TASK DETAILS: I would like every record printed again, exactly as shown.

(Figure record listings)

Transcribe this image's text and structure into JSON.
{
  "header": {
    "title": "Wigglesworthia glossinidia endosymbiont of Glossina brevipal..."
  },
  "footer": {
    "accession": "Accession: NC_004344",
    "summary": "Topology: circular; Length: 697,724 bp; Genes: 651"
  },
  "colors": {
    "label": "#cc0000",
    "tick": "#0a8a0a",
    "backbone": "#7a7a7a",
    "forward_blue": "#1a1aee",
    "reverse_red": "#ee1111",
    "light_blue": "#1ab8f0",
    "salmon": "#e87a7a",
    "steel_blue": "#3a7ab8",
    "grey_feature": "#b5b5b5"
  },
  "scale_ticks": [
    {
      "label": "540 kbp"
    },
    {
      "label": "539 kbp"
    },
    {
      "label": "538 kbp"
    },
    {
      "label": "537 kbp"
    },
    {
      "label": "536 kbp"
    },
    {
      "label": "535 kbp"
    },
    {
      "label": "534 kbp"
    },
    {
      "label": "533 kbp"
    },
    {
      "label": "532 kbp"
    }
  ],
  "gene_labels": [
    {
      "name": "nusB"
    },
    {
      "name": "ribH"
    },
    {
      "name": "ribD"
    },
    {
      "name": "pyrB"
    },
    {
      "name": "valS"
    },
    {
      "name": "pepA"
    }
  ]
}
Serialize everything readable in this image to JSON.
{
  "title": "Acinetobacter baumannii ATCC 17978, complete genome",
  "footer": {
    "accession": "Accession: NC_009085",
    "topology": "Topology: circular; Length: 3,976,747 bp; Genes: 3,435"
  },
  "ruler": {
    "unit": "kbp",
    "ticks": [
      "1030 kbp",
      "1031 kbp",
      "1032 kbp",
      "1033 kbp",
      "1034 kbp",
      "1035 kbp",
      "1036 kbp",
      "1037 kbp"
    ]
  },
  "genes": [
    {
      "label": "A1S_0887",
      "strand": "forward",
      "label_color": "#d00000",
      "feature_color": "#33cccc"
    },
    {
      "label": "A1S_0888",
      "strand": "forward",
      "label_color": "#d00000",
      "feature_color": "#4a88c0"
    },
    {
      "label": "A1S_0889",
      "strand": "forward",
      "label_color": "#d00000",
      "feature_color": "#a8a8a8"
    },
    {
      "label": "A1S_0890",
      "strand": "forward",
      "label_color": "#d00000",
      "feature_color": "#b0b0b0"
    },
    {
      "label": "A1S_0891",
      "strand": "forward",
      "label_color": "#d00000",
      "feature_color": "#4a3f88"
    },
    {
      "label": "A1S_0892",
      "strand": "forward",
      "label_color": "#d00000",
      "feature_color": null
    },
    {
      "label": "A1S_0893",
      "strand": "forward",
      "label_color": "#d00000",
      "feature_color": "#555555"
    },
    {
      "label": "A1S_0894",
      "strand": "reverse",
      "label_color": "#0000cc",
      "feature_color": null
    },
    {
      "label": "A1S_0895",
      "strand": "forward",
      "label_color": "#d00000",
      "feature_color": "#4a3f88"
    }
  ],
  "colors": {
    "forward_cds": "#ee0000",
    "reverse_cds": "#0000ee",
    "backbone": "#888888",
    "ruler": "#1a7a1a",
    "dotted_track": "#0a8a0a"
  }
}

YOUR RESPONSE:
Transcribe this image's text and structure into JSON.
{
  "header": {
    "title": "Wigglesworthia glossinidia endosymbiont of Glossina brevipal..."
  },
  "footer": {
    "accession": "Accession: NC_004344",
    "summary": "Topology: circular; Length: 697,724 bp; Genes: 651"
  },
  "colors": {
    "label": "#cc0000",
    "tick": "#0a8a0a",
    "backbone": "#7a7a7a",
    "forward_blue": "#1a1aee",
    "reverse_red": "#ee1111",
    "light_blue": "#1ab8f0",
    "salmon": "#e87a7a",
    "steel_blue": "#3a7ab8",
    "grey_feature": "#b5b5b5"
  },
  "scale_ticks": [
    {
      "label": "540 kbp"
    },
    {
      "label": "539 kbp"
    },
    {
      "label": "538 kbp"
    },
    {
      "label": "537 kbp"
    },
    {
      "label": "536 kbp"
    },
    {
      "label": "535 kbp"
    },
    {
      "label": "534 kbp"
    },
    {
      "label": "533 kbp"
    },
    {
      "label": "532 kbp"
    }
  ],
  "gene_labels": [
    {
      "name": "nusB"
    },
    {
      "name": "ribH"
    },
    {
      "name": "ribD"
    },
    {
      "name": "pyrB"
    },
    {
      "name": "valS"
    },
    {
      "name": "pepA"
    }
  ]
}
Serialize everything readable in this image to JSON.
{
  "title": "Acinetobacter baumannii ATCC 17978, complete genome",
  "footer": {
    "accession": "Accession: NC_009085",
    "topology": "Topology: circular; Length: 3,976,747 bp; Genes: 3,435"
  },
  "ruler": {
    "unit": "kbp",
    "ticks": [
      "1030 kbp",
      "1031 kbp",
      "1032 kbp",
      "1033 kbp",
      "1034 kbp",
      "1035 kbp",
      "1036 kbp",
      "1037 kbp"
    ]
  },
  "genes": [
    {
      "label": "A1S_0887",
      "strand": "forward",
      "label_color": "#d00000",
      "feature_color": "#33cccc"
    },
    {
      "label": "A1S_0888",
      "strand": "forward",
      "label_color": "#d00000",
      "feature_color": "#4a88c0"
    },
    {
      "label": "A1S_0889",
      "strand": "forward",
      "label_color": "#d00000",
      "feature_color": "#a8a8a8"
    },
    {
      "label": "A1S_0890",
      "strand": "forward",
      "label_color": "#d00000",
      "feature_color": "#b0b0b0"
    },
    {
      "label": "A1S_0891",
      "strand": "forward",
      "label_color": "#d00000",
      "feature_color": "#4a3f88"
    },
    {
      "label": "A1S_0892",
      "strand": "forward",
      "label_color": "#d00000",
      "feature_color": null
    },
    {
      "label": "A1S_0893",
      "strand": "forward",
      "label_color": "#d00000",
      "feature_color": "#555555"
    },
    {
      "label": "A1S_0894",
      "strand": "reverse",
      "label_color": "#0000cc",
      "feature_color": null
    },
    {
      "label": "A1S_0895",
      "strand": "forward",
      "label_color": "#d00000",
      "feature_color": "#4a3f88"
    }
  ],
  "colors": {
    "forward_cds": "#ee0000",
    "reverse_cds": "#0000ee",
    "backbone": "#888888",
    "ruler": "#1a7a1a",
    "dotted_track": "#0a8a0a"
  }
}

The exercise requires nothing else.